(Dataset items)
=====

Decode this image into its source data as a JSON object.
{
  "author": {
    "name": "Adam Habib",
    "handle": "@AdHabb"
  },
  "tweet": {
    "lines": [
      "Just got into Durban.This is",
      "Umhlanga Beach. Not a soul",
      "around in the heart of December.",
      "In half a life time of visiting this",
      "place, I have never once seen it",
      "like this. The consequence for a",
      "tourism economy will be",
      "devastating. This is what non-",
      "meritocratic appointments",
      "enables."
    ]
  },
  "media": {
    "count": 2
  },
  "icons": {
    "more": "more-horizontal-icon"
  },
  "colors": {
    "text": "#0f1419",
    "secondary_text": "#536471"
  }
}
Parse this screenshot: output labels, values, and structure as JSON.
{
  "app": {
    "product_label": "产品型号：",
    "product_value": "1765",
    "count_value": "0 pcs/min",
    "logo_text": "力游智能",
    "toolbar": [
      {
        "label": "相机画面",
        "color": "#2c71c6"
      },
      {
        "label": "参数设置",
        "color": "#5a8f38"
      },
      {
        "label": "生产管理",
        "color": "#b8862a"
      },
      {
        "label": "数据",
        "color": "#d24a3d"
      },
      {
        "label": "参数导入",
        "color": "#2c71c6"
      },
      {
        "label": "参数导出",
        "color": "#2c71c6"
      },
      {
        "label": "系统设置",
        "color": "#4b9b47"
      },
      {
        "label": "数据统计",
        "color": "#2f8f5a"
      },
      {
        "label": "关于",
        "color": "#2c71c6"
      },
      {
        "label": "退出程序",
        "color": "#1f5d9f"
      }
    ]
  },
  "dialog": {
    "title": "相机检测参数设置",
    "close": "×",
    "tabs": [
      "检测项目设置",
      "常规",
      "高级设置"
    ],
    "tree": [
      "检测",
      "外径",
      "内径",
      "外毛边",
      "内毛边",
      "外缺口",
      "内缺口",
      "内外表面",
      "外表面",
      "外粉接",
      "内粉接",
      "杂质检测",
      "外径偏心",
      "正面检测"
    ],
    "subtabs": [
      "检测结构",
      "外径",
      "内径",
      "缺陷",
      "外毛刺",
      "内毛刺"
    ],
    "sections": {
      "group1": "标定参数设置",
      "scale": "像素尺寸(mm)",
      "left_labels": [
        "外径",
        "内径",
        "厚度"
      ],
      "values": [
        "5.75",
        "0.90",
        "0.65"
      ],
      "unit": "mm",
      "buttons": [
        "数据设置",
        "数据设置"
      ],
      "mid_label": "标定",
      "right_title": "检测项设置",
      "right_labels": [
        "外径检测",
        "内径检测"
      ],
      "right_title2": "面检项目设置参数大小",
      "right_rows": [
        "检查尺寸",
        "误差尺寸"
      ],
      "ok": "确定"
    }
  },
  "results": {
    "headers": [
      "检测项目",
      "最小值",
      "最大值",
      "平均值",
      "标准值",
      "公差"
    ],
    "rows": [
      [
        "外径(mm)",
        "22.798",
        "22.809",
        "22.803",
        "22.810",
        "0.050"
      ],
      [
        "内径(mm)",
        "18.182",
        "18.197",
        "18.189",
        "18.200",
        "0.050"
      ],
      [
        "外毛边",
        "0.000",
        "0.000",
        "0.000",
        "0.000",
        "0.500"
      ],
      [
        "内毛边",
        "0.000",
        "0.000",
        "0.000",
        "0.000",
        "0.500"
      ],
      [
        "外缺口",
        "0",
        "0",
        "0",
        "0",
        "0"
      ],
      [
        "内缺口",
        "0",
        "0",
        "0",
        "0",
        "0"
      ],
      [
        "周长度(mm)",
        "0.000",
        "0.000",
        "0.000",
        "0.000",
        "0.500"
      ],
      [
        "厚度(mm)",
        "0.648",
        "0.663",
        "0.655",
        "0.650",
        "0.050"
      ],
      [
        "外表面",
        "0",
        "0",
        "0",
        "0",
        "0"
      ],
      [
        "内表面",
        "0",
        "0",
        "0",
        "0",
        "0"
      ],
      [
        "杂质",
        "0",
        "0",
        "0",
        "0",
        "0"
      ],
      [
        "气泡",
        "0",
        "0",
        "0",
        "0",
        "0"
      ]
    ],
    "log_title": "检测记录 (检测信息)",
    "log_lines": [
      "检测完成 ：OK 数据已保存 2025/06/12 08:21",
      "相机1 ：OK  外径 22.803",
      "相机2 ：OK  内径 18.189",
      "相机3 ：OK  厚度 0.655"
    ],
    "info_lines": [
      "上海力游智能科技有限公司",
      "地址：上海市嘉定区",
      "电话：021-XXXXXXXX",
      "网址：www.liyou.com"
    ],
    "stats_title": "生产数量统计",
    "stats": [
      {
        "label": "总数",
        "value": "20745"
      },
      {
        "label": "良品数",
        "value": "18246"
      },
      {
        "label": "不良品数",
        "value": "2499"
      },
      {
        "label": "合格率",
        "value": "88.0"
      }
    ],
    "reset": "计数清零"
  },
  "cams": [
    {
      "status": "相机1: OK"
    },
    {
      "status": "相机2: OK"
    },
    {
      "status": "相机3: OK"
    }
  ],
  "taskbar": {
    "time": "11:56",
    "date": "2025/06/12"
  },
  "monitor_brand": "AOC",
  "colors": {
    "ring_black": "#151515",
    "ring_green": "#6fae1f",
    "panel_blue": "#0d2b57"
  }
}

=====

## Work required:
Extract every entry above as it appears.

## Solution for this task:
Decode this image into its source data as a JSON object.
{
  "author": {
    "name": "Adam Habib",
    "handle": "@AdHabb"
  },
  "tweet": {
    "lines": [
      "Just got into Durban.This is",
      "Umhlanga Beach. Not a soul",
      "around in the heart of December.",
      "In half a life time of visiting this",
      "place, I have never once seen it",
      "like this. The consequence for a",
      "tourism economy will be",
      "devastating. This is what non-",
      "meritocratic appointments",
      "enables."
    ]
  },
  "media": {
    "count": 2
  },
  "icons": {
    "more": "more-horizontal-icon"
  },
  "colors": {
    "text": "#0f1419",
    "secondary_text": "#536471"
  }
}
Parse this screenshot: output labels, values, and structure as JSON.
{
  "app": {
    "product_label": "产品型号：",
    "product_value": "1765",
    "count_value": "0 pcs/min",
    "logo_text": "力游智能",
    "toolbar": [
      {
        "label": "相机画面",
        "color": "#2c71c6"
      },
      {
        "label": "参数设置",
        "color": "#5a8f38"
      },
      {
        "label": "生产管理",
        "color": "#b8862a"
      },
      {
        "label": "数据",
        "color": "#d24a3d"
      },
      {
        "label": "参数导入",
        "color": "#2c71c6"
      },
      {
        "label": "参数导出",
        "color": "#2c71c6"
      },
      {
        "label": "系统设置",
        "color": "#4b9b47"
      },
      {
        "label": "数据统计",
        "color": "#2f8f5a"
      },
      {
        "label": "关于",
        "color": "#2c71c6"
      },
      {
        "label": "退出程序",
        "color": "#1f5d9f"
      }
    ]
  },
  "dialog": {
    "title": "相机检测参数设置",
    "close": "×",
    "tabs": [
      "检测项目设置",
      "常规",
      "高级设置"
    ],
    "tree": [
      "检测",
      "外径",
      "内径",
      "外毛边",
      "内毛边",
      "外缺口",
      "内缺口",
      "内外表面",
      "外表面",
      "外粉接",
      "内粉接",
      "杂质检测",
      "外径偏心",
      "正面检测"
    ],
    "subtabs": [
      "检测结构",
      "外径",
      "内径",
      "缺陷",
      "外毛刺",
      "内毛刺"
    ],
    "sections": {
      "group1": "标定参数设置",
      "scale": "像素尺寸(mm)",
      "left_labels": [
        "外径",
        "内径",
        "厚度"
      ],
      "values": [
        "5.75",
        "0.90",
        "0.65"
      ],
      "unit": "mm",
      "buttons": [
        "数据设置",
        "数据设置"
      ],
      "mid_label": "标定",
      "right_title": "检测项设置",
      "right_labels": [
        "外径检测",
        "内径检测"
      ],
      "right_title2": "面检项目设置参数大小",
      "right_rows": [
        "检查尺寸",
        "误差尺寸"
      ],
      "ok": "确定"
    }
  },
  "results": {
    "headers": [
      "检测项目",
      "最小值",
      "最大值",
      "平均值",
      "标准值",
      "公差"
    ],
    "rows": [
      [
        "外径(mm)",
        "22.798",
        "22.809",
        "22.803",
        "22.810",
        "0.050"
      ],
      [
        "内径(mm)",
        "18.182",
        "18.197",
        "18.189",
        "18.200",
        "0.050"
      ],
      [
        "外毛边",
        "0.000",
        "0.000",
        "0.000",
        "0.000",
        "0.500"
      ],
      [
        "内毛边",
        "0.000",
        "0.000",
        "0.000",
        "0.000",
        "0.500"
      ],
      [
        "外缺口",
        "0",
        "0",
        "0",
        "0",
        "0"
      ],
      [
        "内缺口",
        "0",
        "0",
        "0",
        "0",
        "0"
      ],
      [
        "周长度(mm)",
        "0.000",
        "0.000",
        "0.000",
        "0.000",
        "0.500"
      ],
      [
        "厚度(mm)",
        "0.648",
        "0.663",
        "0.655",
        "0.650",
        "0.050"
      ],
      [
        "外表面",
        "0",
        "0",
        "0",
        "0",
        "0"
      ],
      [
        "内表面",
        "0",
        "0",
        "0",
        "0",
        "0"
      ],
      [
        "杂质",
        "0",
        "0",
        "0",
        "0",
        "0"
      ],
      [
        "气泡",
        "0",
        "0",
        "0",
        "0",
        "0"
      ]
    ],
    "log_title": "检测记录 (检测信息)",
    "log_lines": [
      "检测完成 ：OK 数据已保存 2025/06/12 08:21",
      "相机1 ：OK  外径 22.803",
      "相机2 ：OK  内径 18.189",
      "相机3 ：OK  厚度 0.655"
    ],
    "info_lines": [
      "上海力游智能科技有限公司",
      "地址：上海市嘉定区",
      "电话：021-XXXXXXXX",
      "网址：www.liyou.com"
    ],
    "stats_title": "生产数量统计",
    "stats": [
      {
        "label": "总数",
        "value": "20745"
      },
      {
        "label": "良品数",
        "value": "18246"
      },
      {
        "label": "不良品数",
        "value": "2499"
      },
      {
        "label": "合格率",
        "value": "88.0"
      }
    ],
    "reset": "计数清零"
  },
  "cams": [
    {
      "status": "相机1: OK"
    },
    {
      "status": "相机2: OK"
    },
    {
      "status": "相机3: OK"
    }
  ],
  "taskbar": {
    "time": "11:56",
    "date": "2025/06/12"
  },
  "monitor_brand": "AOC",
  "colors": {
    "ring_black": "#151515",
    "ring_green": "#6fae1f",
    "panel_blue": "#0d2b57"
  }
}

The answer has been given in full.